Data records:
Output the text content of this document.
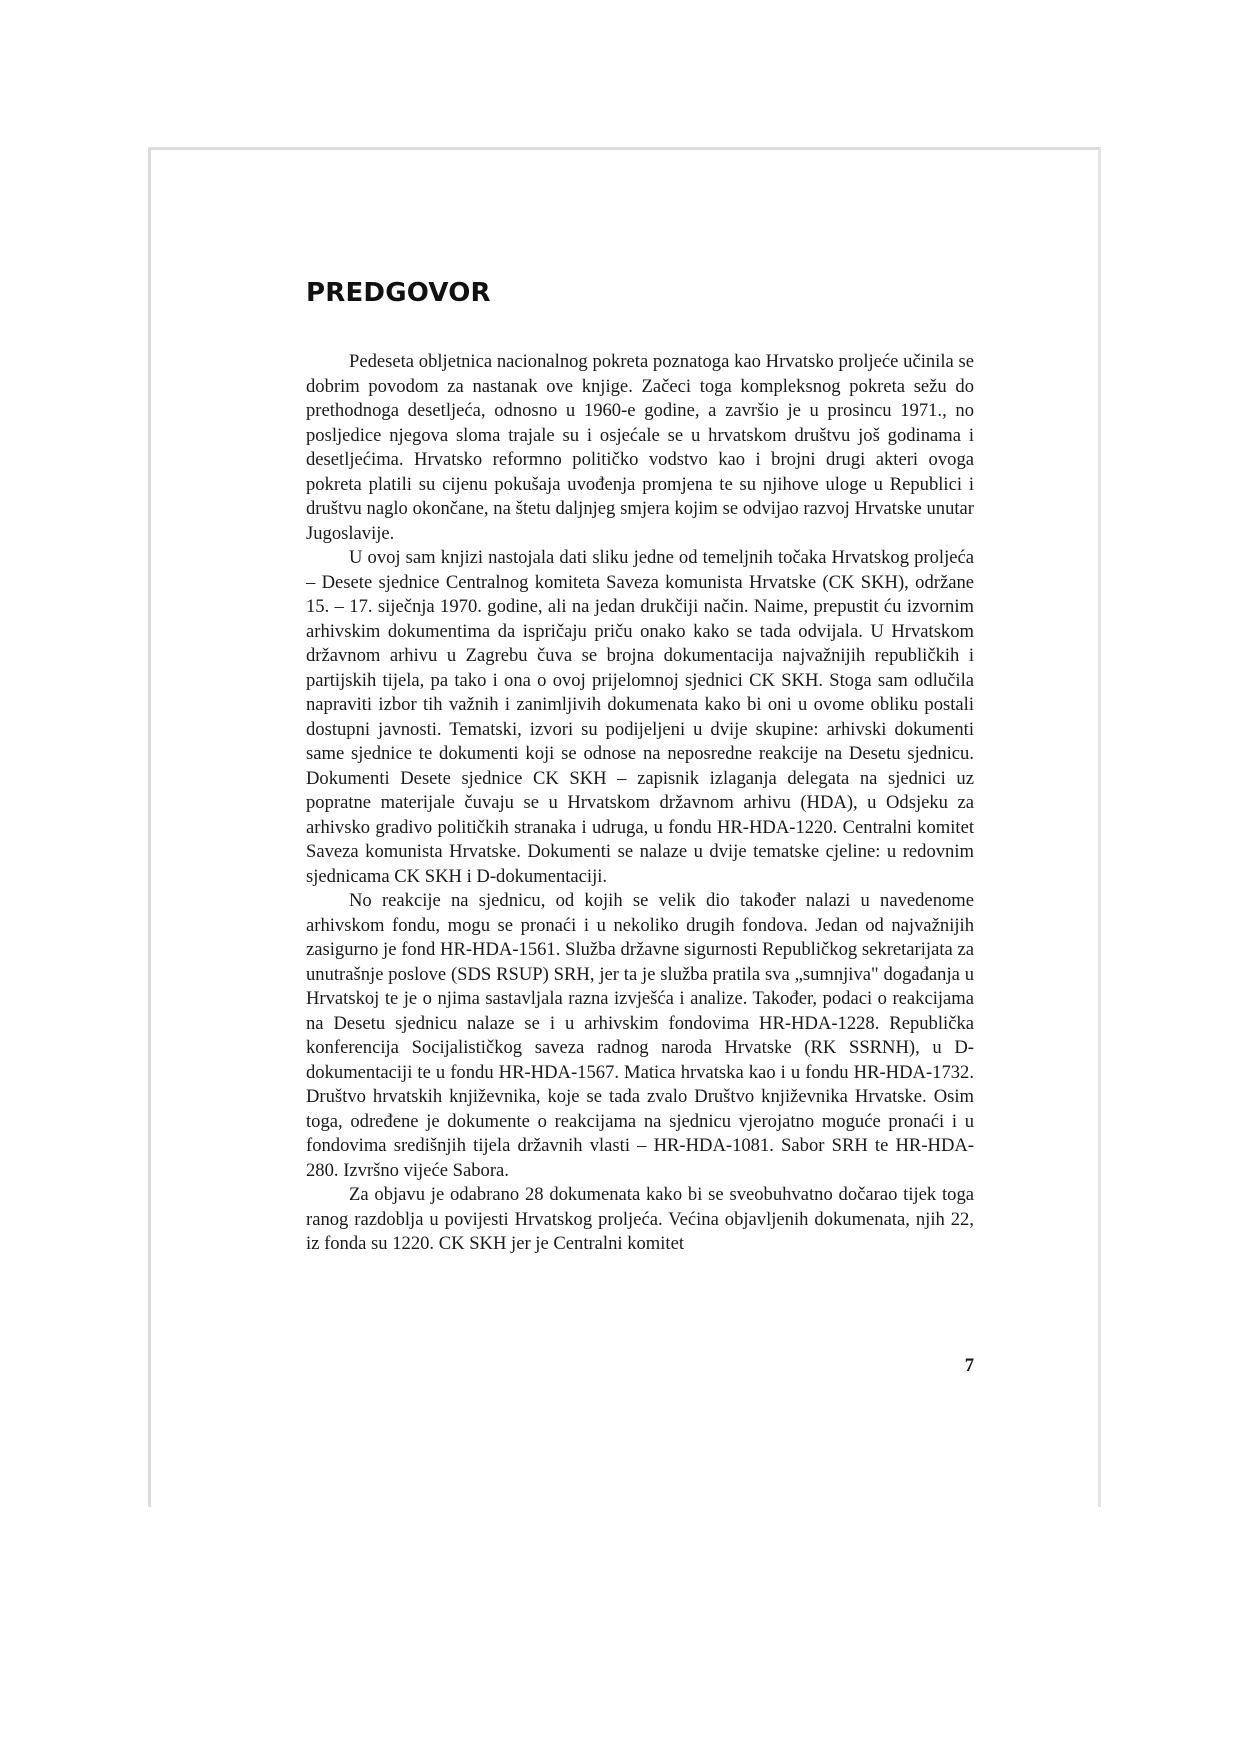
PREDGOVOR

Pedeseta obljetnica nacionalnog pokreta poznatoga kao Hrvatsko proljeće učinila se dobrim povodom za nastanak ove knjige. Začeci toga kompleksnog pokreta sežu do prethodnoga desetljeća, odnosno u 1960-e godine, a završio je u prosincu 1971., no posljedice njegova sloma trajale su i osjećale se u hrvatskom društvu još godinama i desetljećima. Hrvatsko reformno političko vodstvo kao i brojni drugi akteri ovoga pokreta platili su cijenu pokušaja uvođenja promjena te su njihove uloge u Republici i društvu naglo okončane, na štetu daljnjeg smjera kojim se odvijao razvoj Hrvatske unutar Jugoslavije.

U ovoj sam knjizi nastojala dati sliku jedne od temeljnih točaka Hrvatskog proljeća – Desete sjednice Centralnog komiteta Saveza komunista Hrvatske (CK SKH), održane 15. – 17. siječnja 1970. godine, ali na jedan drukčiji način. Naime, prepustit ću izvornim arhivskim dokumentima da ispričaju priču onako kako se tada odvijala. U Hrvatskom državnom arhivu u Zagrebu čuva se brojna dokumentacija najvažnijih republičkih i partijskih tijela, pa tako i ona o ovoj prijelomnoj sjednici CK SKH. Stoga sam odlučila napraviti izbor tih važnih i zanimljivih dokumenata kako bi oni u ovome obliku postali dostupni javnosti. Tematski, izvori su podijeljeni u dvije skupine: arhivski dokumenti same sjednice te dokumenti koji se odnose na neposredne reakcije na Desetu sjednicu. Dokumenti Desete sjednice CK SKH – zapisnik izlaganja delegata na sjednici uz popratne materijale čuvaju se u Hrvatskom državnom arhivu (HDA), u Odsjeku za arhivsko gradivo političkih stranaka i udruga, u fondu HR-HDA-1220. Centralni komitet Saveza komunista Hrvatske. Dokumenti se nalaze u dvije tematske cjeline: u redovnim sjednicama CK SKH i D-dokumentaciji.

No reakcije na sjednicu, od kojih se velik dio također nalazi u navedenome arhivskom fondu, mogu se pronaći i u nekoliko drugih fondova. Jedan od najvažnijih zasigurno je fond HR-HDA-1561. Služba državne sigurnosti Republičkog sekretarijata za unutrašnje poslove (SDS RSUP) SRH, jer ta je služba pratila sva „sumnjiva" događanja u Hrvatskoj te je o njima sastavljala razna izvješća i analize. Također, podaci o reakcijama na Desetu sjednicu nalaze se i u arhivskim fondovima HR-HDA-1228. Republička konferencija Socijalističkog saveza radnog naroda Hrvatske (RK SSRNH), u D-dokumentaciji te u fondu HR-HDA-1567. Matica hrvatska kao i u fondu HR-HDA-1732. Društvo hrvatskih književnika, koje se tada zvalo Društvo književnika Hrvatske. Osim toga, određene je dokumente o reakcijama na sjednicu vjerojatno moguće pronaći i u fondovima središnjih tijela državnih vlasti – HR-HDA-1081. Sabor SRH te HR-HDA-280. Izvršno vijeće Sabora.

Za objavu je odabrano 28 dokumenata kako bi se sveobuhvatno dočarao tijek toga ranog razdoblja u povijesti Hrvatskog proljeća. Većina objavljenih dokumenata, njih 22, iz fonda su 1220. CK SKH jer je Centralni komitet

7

* * *

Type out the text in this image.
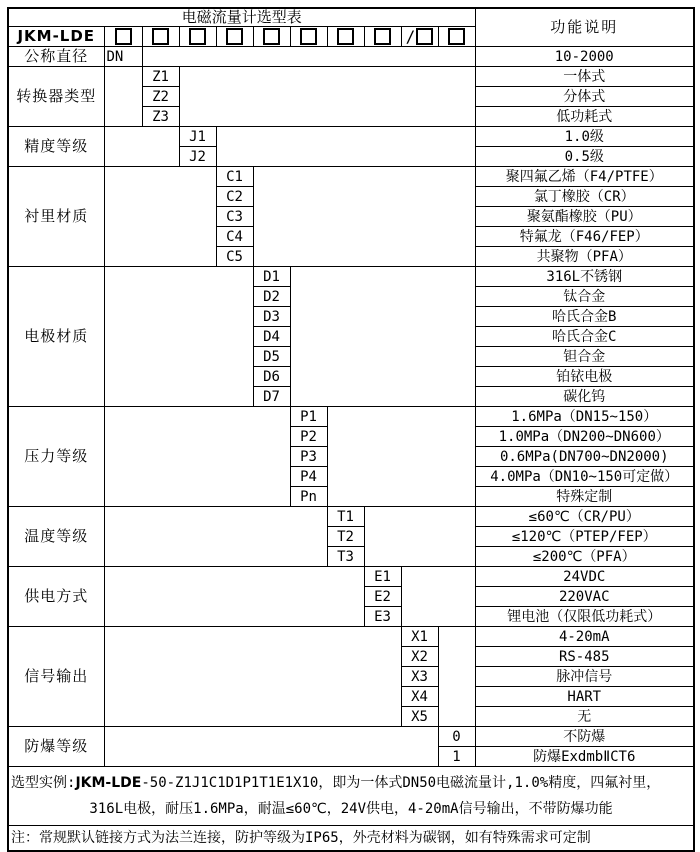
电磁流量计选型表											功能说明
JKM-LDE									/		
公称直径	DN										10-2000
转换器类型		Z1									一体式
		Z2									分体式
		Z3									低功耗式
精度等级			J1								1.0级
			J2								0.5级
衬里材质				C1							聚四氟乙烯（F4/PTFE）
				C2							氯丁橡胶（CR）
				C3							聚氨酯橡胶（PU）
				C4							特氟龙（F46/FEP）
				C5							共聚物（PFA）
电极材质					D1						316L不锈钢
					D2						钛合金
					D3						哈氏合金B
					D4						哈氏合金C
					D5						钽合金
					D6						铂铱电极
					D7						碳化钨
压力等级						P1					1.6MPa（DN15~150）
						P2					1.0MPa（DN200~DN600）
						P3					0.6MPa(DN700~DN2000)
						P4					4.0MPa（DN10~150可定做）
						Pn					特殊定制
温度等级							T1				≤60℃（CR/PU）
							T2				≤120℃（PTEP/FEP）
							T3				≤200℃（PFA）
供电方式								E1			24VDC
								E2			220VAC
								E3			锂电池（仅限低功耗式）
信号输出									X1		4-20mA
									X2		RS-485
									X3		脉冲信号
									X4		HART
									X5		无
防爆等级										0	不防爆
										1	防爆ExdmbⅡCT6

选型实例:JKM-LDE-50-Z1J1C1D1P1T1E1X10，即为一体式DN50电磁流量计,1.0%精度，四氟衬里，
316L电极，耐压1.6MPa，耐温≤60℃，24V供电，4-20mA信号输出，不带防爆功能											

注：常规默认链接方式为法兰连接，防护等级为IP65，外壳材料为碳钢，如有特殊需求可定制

To do => Wherever "text" shows up in a line, copy that line.

Solution for this problem =>
Output the text content of this document.
Type out the text in this image.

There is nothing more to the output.